One way to invest in an inflationary environment
Inflation is proving to be anything but transitory as the global economy recovers from the COVID-19 pandemic. And that means investors should consider getting creative in how to protect their portfolios from inflationary pressures besides investing in gold or cryptocurrencies.
One portfolio manager says don’t shy away from some parts of the bond market.
“I think that you need to have an active bond manager. I would advise that you would keep your duration low at this point. The all-in yields are still very low,” said DoubleLine Capital portfolio manager and head of investment grade credit Monica Erickson on Yahoo Finance Live. “If inflation is rising, I think at some point we will get higher rates and that will flow back into returns. So the way to protect yourself against that would be to focus on floating rate paper, assets within fixed income that would benefit with higher rates.”
Erickson recently wrote in a paper that one of the “biggest drivers” of an expected pick-up in volatility in the investment grade bond market will be likely moves higher in interest rates. So, her call on floating rate debt shouldn’t come as a total surprise if one follows the moves at bond giant DoubleLine Capital.
And that sage advice couldn’t arrive at a better time given recent reads on inflation.
The University of Michigan Sentiment report for October badly missed economist estimates on Friday. The reason? Inflationary prices for things like food and gasoline have reached Main Street.
“Consumer sentiment fell in early November to its lowest level in a decade due to an escalating inflation rate and the growing belief among consumers that no effective policies have yet been developed to reduce the damage from surging inflation. One-in-four consumers cited inflationary reductions in their living standards in November, with lower income and older consumers voicing the greatest impact,” the report stated.
The latest prints this week on the consumer price index and producer index weren’t encouraging, either.
Consumer prices surged 6.2% in October, the biggest increase in more than 30 years. Meanwhile, the producer price index showed an 8.6% increase from a year ago.
Added Erickson, “I think what we are hearing from companies is they are able to push along a lot of their cost inputs, and consumers are willing to pay these higher prices. We’re in an interesting period here where I don’t think most people that are around have experienced inflation. You have got to go back into the 1970s to get this kind of hyper-inflation. It is surprising. I am surprised every day when I go and pay for things, just how much goods have gone up.”
○ ○ ○ ○ ○ ○ ○
ASSIGNMENT: In the article about investing during inflation, copy the passage from "Erickson recently wrote" to "reached Main Street." word for word. The records have nothing to do with this.

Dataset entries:
○ ○ ○ ○ ○ ○ ○
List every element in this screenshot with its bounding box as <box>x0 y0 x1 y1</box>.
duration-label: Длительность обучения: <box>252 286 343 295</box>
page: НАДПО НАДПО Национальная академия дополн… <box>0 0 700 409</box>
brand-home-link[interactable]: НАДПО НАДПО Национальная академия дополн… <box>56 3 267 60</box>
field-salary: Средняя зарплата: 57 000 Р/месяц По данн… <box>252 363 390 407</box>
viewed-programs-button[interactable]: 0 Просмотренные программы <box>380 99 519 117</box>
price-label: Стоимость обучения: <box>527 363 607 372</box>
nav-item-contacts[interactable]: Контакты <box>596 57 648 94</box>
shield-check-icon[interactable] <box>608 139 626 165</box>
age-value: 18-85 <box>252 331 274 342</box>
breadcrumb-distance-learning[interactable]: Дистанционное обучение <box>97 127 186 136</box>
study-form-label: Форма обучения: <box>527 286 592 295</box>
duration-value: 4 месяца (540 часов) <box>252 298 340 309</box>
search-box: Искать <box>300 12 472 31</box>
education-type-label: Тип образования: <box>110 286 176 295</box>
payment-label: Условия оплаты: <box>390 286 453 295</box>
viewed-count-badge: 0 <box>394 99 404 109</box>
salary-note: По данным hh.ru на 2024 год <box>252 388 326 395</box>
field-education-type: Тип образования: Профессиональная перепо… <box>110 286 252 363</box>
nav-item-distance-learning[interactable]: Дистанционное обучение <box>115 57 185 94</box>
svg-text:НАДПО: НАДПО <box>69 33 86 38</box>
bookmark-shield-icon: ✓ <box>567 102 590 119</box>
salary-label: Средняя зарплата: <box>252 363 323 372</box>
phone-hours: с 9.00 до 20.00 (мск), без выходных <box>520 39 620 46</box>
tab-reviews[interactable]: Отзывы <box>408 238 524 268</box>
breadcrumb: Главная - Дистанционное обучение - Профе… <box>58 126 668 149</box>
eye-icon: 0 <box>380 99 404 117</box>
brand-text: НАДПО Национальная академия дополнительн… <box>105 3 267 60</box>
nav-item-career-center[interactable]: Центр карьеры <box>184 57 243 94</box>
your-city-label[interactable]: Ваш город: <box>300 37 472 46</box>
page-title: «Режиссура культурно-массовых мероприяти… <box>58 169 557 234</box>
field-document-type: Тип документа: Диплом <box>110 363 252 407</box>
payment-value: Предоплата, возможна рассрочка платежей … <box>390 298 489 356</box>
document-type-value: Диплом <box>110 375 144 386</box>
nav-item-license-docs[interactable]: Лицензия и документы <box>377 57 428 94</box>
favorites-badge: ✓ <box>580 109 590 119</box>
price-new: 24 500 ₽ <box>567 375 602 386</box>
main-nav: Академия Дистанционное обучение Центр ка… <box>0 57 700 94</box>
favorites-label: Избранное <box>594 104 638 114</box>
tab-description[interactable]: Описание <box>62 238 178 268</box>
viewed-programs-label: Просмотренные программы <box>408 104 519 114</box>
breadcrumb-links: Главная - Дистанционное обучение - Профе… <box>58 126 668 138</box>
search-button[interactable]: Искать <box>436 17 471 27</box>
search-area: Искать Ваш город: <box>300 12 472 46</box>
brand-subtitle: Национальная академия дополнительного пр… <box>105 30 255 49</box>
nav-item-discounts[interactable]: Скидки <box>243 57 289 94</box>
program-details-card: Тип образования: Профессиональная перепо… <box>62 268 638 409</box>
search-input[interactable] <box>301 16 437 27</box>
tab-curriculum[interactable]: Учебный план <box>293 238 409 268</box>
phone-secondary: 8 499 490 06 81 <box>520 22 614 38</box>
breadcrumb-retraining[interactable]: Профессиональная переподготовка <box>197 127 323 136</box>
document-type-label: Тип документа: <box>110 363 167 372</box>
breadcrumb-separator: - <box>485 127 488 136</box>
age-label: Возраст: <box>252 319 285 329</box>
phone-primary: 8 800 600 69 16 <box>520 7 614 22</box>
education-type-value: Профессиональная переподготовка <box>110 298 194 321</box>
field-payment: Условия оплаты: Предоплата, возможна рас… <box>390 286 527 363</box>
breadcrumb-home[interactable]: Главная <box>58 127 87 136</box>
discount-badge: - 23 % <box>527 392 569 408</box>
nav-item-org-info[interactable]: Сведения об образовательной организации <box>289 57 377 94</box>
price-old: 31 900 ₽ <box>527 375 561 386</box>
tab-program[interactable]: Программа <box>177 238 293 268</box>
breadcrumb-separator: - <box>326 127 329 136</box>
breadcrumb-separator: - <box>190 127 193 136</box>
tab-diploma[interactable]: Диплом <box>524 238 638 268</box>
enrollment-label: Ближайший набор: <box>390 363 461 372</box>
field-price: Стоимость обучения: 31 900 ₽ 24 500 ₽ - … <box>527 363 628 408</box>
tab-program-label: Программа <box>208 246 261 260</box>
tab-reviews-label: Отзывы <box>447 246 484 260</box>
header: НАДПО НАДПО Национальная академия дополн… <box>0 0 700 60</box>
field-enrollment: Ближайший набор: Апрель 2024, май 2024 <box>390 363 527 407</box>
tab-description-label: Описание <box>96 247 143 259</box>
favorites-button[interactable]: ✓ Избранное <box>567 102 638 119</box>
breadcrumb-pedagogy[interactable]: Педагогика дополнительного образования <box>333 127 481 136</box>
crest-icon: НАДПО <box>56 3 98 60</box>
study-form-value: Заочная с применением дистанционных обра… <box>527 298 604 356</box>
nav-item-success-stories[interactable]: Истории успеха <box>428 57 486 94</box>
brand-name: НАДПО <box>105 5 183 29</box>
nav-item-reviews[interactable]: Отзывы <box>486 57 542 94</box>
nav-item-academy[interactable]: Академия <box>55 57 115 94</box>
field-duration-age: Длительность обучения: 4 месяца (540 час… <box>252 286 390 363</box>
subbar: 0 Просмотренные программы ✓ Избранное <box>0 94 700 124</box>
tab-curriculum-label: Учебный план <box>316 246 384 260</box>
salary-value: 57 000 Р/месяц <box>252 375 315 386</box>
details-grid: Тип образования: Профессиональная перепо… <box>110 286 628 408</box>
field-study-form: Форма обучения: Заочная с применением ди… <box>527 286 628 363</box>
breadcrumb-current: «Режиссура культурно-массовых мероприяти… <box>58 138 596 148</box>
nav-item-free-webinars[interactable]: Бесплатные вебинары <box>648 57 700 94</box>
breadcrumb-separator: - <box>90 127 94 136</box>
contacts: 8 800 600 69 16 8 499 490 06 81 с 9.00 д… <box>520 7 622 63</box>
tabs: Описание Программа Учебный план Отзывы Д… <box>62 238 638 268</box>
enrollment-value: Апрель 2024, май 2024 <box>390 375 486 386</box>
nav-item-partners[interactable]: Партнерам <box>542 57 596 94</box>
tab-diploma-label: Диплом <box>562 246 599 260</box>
○ ○ ○ ○ ○ ○ ○
EXERCISE OUTPUT:
Erickson recently wrote in a paper that one of the “biggest drivers” of an expected pick-up in volatility in the investment grade bond market will be likely moves higher in interest rates. So, her call on floating rate debt shouldn’t come as a total surprise if one follows the moves at bond giant DoubleLine Capital.
And that sage advice couldn’t arrive at a better time given recent reads on inflation.
The University of Michigan Sentiment report for October badly missed economist estimates on Friday. The reason? Inflationary prices for things like food and gasoline have reached Main Street.